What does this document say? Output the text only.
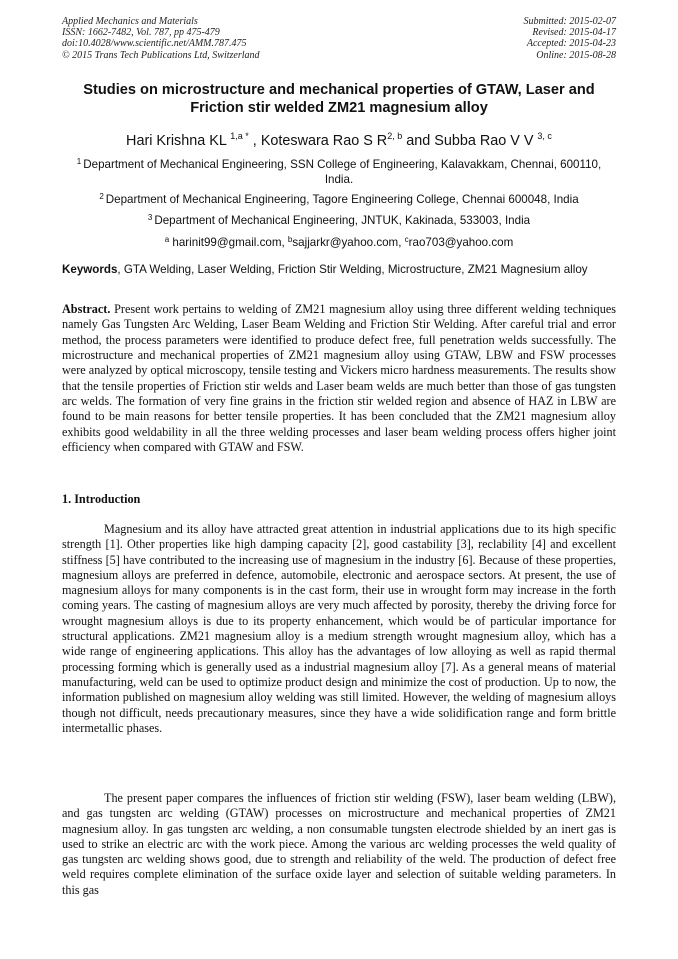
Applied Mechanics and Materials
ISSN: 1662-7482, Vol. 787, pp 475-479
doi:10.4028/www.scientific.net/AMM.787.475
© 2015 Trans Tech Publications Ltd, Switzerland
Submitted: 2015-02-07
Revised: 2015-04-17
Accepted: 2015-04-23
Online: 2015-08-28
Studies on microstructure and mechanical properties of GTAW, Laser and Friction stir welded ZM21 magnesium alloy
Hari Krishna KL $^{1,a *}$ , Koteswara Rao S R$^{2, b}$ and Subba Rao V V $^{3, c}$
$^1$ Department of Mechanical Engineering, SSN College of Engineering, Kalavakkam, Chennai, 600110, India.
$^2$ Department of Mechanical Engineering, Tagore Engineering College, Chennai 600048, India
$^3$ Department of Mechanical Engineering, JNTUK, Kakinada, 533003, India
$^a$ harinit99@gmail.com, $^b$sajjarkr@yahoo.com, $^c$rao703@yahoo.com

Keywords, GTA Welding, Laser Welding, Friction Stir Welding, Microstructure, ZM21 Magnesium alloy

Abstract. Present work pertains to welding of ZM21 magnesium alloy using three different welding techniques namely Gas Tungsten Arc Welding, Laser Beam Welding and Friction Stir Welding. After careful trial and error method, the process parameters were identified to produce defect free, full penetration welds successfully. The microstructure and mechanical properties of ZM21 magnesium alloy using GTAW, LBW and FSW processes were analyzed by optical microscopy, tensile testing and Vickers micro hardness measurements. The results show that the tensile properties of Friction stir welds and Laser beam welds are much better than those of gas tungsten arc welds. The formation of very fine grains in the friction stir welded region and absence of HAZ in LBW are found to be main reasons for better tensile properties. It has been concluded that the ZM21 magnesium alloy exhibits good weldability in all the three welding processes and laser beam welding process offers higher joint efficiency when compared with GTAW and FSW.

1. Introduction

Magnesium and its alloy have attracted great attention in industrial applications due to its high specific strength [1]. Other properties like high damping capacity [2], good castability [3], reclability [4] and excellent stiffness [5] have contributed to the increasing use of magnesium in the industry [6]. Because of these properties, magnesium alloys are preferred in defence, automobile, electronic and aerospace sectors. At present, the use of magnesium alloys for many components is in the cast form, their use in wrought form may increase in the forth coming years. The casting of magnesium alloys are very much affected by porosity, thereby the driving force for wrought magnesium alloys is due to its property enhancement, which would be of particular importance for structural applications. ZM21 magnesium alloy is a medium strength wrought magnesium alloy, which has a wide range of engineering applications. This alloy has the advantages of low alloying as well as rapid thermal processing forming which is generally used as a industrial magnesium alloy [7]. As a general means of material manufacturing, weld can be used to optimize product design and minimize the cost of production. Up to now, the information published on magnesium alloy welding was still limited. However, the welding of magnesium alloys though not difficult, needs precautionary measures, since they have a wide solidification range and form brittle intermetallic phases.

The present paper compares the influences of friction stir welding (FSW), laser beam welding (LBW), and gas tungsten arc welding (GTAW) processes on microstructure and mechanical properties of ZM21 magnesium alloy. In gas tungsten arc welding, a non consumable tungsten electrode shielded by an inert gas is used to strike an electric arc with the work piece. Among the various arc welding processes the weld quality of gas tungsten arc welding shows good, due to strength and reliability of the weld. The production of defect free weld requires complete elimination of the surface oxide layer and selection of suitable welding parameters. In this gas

==

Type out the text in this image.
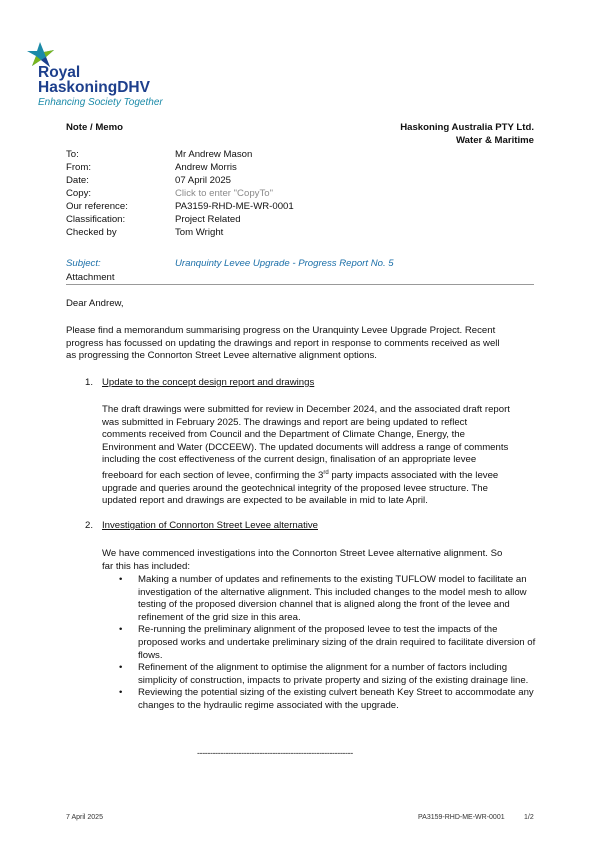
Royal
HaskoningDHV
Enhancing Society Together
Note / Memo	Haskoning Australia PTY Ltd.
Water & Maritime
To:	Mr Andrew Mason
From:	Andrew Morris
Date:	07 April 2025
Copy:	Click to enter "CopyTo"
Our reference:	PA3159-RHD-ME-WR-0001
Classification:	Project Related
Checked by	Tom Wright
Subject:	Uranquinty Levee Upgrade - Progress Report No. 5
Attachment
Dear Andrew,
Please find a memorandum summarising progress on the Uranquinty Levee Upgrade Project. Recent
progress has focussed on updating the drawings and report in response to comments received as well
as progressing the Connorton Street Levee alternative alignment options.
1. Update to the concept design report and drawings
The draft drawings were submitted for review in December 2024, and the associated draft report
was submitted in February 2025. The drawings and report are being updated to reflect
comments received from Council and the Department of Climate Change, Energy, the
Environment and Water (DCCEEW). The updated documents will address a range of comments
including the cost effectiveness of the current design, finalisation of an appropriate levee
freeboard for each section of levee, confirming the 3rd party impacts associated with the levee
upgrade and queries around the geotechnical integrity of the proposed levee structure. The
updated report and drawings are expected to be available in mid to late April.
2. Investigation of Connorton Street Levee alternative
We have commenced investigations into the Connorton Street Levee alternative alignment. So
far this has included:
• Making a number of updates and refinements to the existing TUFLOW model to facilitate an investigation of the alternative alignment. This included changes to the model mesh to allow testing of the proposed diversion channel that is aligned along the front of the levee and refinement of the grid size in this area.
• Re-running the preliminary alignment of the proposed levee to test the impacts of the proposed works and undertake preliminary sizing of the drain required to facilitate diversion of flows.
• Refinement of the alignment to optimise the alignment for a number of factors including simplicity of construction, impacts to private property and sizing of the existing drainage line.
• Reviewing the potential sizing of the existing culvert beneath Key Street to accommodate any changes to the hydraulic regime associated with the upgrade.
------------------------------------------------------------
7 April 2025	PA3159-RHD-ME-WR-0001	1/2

TASK REQUIREMENTS: Find out how many lines in the listing contain the string "Andrew". Give the number alone.

ANSWER TO THE PROBLEM: 3